▸ **Task goal**
Print the listing as it stands, omitting all images.

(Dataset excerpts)
************

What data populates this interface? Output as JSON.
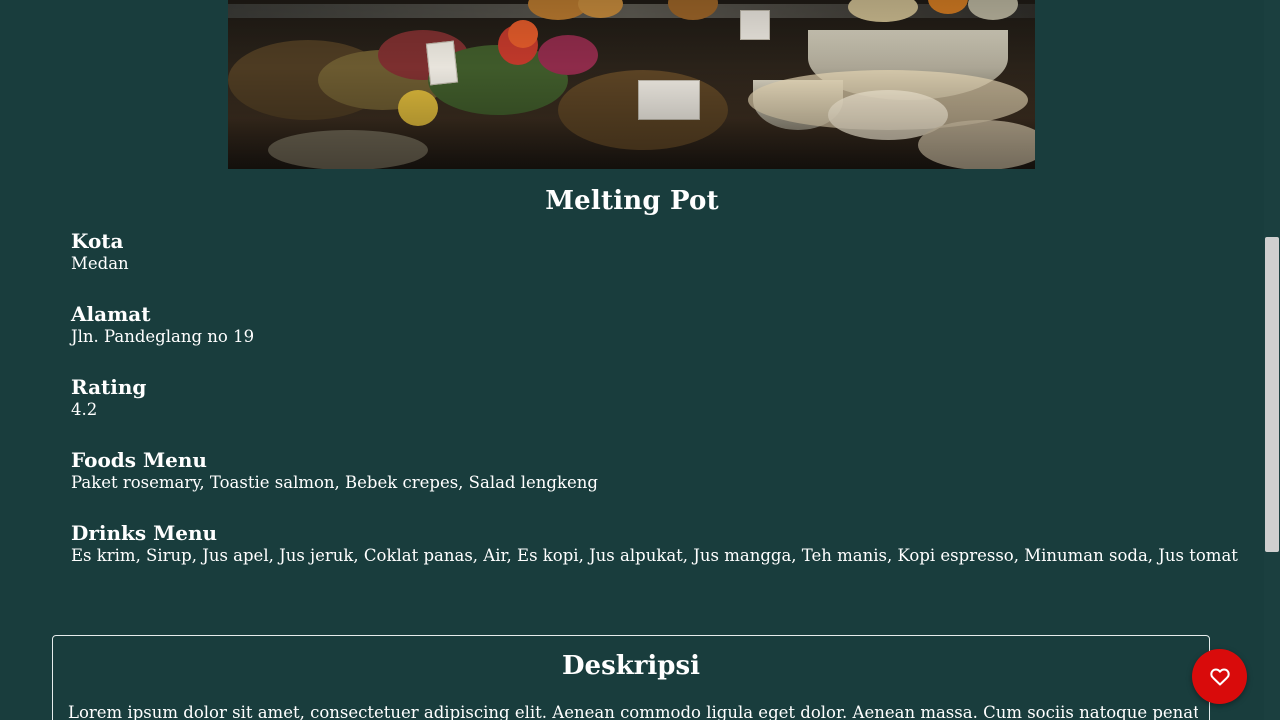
{
  "restaurant": {
    "name": "Melting Pot"
  },
  "details": [
    {
      "label": "Kota",
      "value": "Medan"
    },
    {
      "label": "Alamat",
      "value": "Jln. Pandeglang no 19"
    },
    {
      "label": "Rating",
      "value": "4.2"
    },
    {
      "label": "Foods Menu",
      "value": "Paket rosemary, Toastie salmon, Bebek crepes, Salad lengkeng"
    },
    {
      "label": "Drinks Menu",
      "value": "Es krim, Sirup, Jus apel, Jus jeruk, Coklat panas, Air, Es kopi, Jus alpukat, Jus mangga, Teh manis, Kopi espresso, Minuman soda, Jus tomat"
    }
  ],
  "description": {
    "title": "Deskripsi",
    "text": "Lorem ipsum dolor sit amet, consectetuer adipiscing elit. Aenean commodo ligula eget dolor. Aenean massa. Cum sociis natoque penatibus et"
  },
  "favorite_button": {
    "icon": "heart-icon"
  },
  "colors": {
    "background": "#193d3d",
    "text": "#ffffff",
    "favorite": "#d90b0b",
    "scrollbar_thumb": "#cfcfcf"
  }
}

************

▸ **Answer**
What data populates this interface? Output as JSON.
{
  "restaurant": {
    "name": "Melting Pot"
  },
  "details": [
    {
      "label": "Kota",
      "value": "Medan"
    },
    {
      "label": "Alamat",
      "value": "Jln. Pandeglang no 19"
    },
    {
      "label": "Rating",
      "value": "4.2"
    },
    {
      "label": "Foods Menu",
      "value": "Paket rosemary, Toastie salmon, Bebek crepes, Salad lengkeng"
    },
    {
      "label": "Drinks Menu",
      "value": "Es krim, Sirup, Jus apel, Jus jeruk, Coklat panas, Air, Es kopi, Jus alpukat, Jus mangga, Teh manis, Kopi espresso, Minuman soda, Jus tomat"
    }
  ],
  "description": {
    "title": "Deskripsi",
    "text": "Lorem ipsum dolor sit amet, consectetuer adipiscing elit. Aenean commodo ligula eget dolor. Aenean massa. Cum sociis natoque penatibus et"
  },
  "favorite_button": {
    "icon": "heart-icon"
  },
  "colors": {
    "background": "#193d3d",
    "text": "#ffffff",
    "favorite": "#d90b0b",
    "scrollbar_thumb": "#cfcfcf"
  }
}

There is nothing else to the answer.